(Problem statement)
Return all of the data exactly as given.

=== Exercise input ===

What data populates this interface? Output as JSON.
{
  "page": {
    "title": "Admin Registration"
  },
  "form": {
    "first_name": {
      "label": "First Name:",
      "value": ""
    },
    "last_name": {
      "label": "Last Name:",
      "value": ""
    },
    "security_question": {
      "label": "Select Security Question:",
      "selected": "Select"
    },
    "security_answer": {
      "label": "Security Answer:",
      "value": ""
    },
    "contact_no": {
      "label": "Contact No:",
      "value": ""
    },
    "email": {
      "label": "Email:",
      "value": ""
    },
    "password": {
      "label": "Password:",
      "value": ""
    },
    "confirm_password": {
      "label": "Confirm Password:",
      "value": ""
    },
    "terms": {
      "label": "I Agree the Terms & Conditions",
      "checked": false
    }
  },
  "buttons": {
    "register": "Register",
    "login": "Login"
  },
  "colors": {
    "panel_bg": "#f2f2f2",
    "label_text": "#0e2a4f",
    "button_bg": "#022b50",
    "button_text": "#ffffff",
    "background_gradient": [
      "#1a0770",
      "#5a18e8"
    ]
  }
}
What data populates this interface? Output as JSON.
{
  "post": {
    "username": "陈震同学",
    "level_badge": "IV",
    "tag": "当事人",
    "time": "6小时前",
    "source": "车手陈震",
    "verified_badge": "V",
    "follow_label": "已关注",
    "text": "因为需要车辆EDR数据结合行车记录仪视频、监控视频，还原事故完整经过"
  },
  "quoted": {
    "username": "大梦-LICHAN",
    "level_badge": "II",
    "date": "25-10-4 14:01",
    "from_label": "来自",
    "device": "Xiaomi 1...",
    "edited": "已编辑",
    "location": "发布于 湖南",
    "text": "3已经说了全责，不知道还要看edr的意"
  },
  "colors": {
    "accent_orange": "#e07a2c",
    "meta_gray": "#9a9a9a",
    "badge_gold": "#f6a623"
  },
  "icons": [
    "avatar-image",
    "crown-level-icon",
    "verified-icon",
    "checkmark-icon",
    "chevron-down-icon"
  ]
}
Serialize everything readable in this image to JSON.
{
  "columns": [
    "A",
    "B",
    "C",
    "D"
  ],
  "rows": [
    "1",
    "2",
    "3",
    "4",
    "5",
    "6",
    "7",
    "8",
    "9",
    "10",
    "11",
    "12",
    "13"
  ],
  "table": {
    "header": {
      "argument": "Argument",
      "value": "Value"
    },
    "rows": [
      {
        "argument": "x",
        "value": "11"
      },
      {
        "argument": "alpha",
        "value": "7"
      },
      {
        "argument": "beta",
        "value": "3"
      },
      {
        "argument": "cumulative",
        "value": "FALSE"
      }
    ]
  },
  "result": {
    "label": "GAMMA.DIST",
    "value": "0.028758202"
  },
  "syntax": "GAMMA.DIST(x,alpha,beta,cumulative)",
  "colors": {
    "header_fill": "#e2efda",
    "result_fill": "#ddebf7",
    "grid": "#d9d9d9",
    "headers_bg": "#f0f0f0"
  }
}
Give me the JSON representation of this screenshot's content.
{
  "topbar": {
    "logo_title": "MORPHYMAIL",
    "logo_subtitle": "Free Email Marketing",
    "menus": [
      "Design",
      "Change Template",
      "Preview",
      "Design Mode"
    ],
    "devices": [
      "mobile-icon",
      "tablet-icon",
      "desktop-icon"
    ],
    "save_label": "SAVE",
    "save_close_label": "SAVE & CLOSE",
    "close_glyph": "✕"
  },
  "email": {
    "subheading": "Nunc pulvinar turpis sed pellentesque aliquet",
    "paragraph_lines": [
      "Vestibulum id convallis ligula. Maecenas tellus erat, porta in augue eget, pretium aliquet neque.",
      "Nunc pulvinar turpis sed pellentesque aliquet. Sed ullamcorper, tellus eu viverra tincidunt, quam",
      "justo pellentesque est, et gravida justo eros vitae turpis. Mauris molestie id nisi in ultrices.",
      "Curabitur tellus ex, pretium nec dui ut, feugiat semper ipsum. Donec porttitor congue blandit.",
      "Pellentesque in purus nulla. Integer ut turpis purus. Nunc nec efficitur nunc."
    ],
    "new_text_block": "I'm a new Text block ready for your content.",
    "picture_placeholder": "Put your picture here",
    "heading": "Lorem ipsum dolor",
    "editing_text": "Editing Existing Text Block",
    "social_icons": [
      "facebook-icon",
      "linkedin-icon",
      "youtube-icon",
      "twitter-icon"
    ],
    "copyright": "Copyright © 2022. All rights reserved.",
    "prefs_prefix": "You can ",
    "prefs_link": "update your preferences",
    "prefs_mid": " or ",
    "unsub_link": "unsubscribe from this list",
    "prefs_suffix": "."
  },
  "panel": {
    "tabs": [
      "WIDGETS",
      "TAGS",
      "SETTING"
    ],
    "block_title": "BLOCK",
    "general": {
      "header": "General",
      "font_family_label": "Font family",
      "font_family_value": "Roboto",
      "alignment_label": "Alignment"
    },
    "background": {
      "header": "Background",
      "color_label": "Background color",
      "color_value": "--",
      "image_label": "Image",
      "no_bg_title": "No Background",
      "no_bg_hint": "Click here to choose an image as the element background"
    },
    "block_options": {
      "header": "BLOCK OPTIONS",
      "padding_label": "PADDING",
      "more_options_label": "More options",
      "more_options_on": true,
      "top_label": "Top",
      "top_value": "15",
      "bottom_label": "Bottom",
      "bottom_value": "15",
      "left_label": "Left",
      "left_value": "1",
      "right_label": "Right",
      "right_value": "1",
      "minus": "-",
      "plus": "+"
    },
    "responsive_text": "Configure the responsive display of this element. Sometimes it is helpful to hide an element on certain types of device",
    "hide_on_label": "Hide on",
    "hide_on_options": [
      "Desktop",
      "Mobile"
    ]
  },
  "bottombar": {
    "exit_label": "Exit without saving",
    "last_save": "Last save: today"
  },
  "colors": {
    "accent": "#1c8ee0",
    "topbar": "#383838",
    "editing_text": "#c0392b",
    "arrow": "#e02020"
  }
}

===

(Output for this exercise)
What data populates this interface? Output as JSON.
{
  "page": {
    "title": "Admin Registration"
  },
  "form": {
    "first_name": {
      "label": "First Name:",
      "value": ""
    },
    "last_name": {
      "label": "Last Name:",
      "value": ""
    },
    "security_question": {
      "label": "Select Security Question:",
      "selected": "Select"
    },
    "security_answer": {
      "label": "Security Answer:",
      "value": ""
    },
    "contact_no": {
      "label": "Contact No:",
      "value": ""
    },
    "email": {
      "label": "Email:",
      "value": ""
    },
    "password": {
      "label": "Password:",
      "value": ""
    },
    "confirm_password": {
      "label": "Confirm Password:",
      "value": ""
    },
    "terms": {
      "label": "I Agree the Terms & Conditions",
      "checked": false
    }
  },
  "buttons": {
    "register": "Register",
    "login": "Login"
  },
  "colors": {
    "panel_bg": "#f2f2f2",
    "label_text": "#0e2a4f",
    "button_bg": "#022b50",
    "button_text": "#ffffff",
    "background_gradient": [
      "#1a0770",
      "#5a18e8"
    ]
  }
}
What data populates this interface? Output as JSON.
{
  "post": {
    "username": "陈震同学",
    "level_badge": "IV",
    "tag": "当事人",
    "time": "6小时前",
    "source": "车手陈震",
    "verified_badge": "V",
    "follow_label": "已关注",
    "text": "因为需要车辆EDR数据结合行车记录仪视频、监控视频，还原事故完整经过"
  },
  "quoted": {
    "username": "大梦-LICHAN",
    "level_badge": "II",
    "date": "25-10-4 14:01",
    "from_label": "来自",
    "device": "Xiaomi 1...",
    "edited": "已编辑",
    "location": "发布于 湖南",
    "text": "3已经说了全责，不知道还要看edr的意"
  },
  "colors": {
    "accent_orange": "#e07a2c",
    "meta_gray": "#9a9a9a",
    "badge_gold": "#f6a623"
  },
  "icons": [
    "avatar-image",
    "crown-level-icon",
    "verified-icon",
    "checkmark-icon",
    "chevron-down-icon"
  ]
}
Serialize everything readable in this image to JSON.
{
  "columns": [
    "A",
    "B",
    "C",
    "D"
  ],
  "rows": [
    "1",
    "2",
    "3",
    "4",
    "5",
    "6",
    "7",
    "8",
    "9",
    "10",
    "11",
    "12",
    "13"
  ],
  "table": {
    "header": {
      "argument": "Argument",
      "value": "Value"
    },
    "rows": [
      {
        "argument": "x",
        "value": "11"
      },
      {
        "argument": "alpha",
        "value": "7"
      },
      {
        "argument": "beta",
        "value": "3"
      },
      {
        "argument": "cumulative",
        "value": "FALSE"
      }
    ]
  },
  "result": {
    "label": "GAMMA.DIST",
    "value": "0.028758202"
  },
  "syntax": "GAMMA.DIST(x,alpha,beta,cumulative)",
  "colors": {
    "header_fill": "#e2efda",
    "result_fill": "#ddebf7",
    "grid": "#d9d9d9",
    "headers_bg": "#f0f0f0"
  }
}
Give me the JSON representation of this screenshot's content.
{
  "topbar": {
    "logo_title": "MORPHYMAIL",
    "logo_subtitle": "Free Email Marketing",
    "menus": [
      "Design",
      "Change Template",
      "Preview",
      "Design Mode"
    ],
    "devices": [
      "mobile-icon",
      "tablet-icon",
      "desktop-icon"
    ],
    "save_label": "SAVE",
    "save_close_label": "SAVE & CLOSE",
    "close_glyph": "✕"
  },
  "email": {
    "subheading": "Nunc pulvinar turpis sed pellentesque aliquet",
    "paragraph_lines": [
      "Vestibulum id convallis ligula. Maecenas tellus erat, porta in augue eget, pretium aliquet neque.",
      "Nunc pulvinar turpis sed pellentesque aliquet. Sed ullamcorper, tellus eu viverra tincidunt, quam",
      "justo pellentesque est, et gravida justo eros vitae turpis. Mauris molestie id nisi in ultrices.",
      "Curabitur tellus ex, pretium nec dui ut, feugiat semper ipsum. Donec porttitor congue blandit.",
      "Pellentesque in purus nulla. Integer ut turpis purus. Nunc nec efficitur nunc."
    ],
    "new_text_block": "I'm a new Text block ready for your content.",
    "picture_placeholder": "Put your picture here",
    "heading": "Lorem ipsum dolor",
    "editing_text": "Editing Existing Text Block",
    "social_icons": [
      "facebook-icon",
      "linkedin-icon",
      "youtube-icon",
      "twitter-icon"
    ],
    "copyright": "Copyright © 2022. All rights reserved.",
    "prefs_prefix": "You can ",
    "prefs_link": "update your preferences",
    "prefs_mid": " or ",
    "unsub_link": "unsubscribe from this list",
    "prefs_suffix": "."
  },
  "panel": {
    "tabs": [
      "WIDGETS",
      "TAGS",
      "SETTING"
    ],
    "block_title": "BLOCK",
    "general": {
      "header": "General",
      "font_family_label": "Font family",
      "font_family_value": "Roboto",
      "alignment_label": "Alignment"
    },
    "background": {
      "header": "Background",
      "color_label": "Background color",
      "color_value": "--",
      "image_label": "Image",
      "no_bg_title": "No Background",
      "no_bg_hint": "Click here to choose an image as the element background"
    },
    "block_options": {
      "header": "BLOCK OPTIONS",
      "padding_label": "PADDING",
      "more_options_label": "More options",
      "more_options_on": true,
      "top_label": "Top",
      "top_value": "15",
      "bottom_label": "Bottom",
      "bottom_value": "15",
      "left_label": "Left",
      "left_value": "1",
      "right_label": "Right",
      "right_value": "1",
      "minus": "-",
      "plus": "+"
    },
    "responsive_text": "Configure the responsive display of this element. Sometimes it is helpful to hide an element on certain types of device",
    "hide_on_label": "Hide on",
    "hide_on_options": [
      "Desktop",
      "Mobile"
    ]
  },
  "bottombar": {
    "exit_label": "Exit without saving",
    "last_save": "Last save: today"
  },
  "colors": {
    "accent": "#1c8ee0",
    "topbar": "#383838",
    "editing_text": "#c0392b",
    "arrow": "#e02020"
  }
}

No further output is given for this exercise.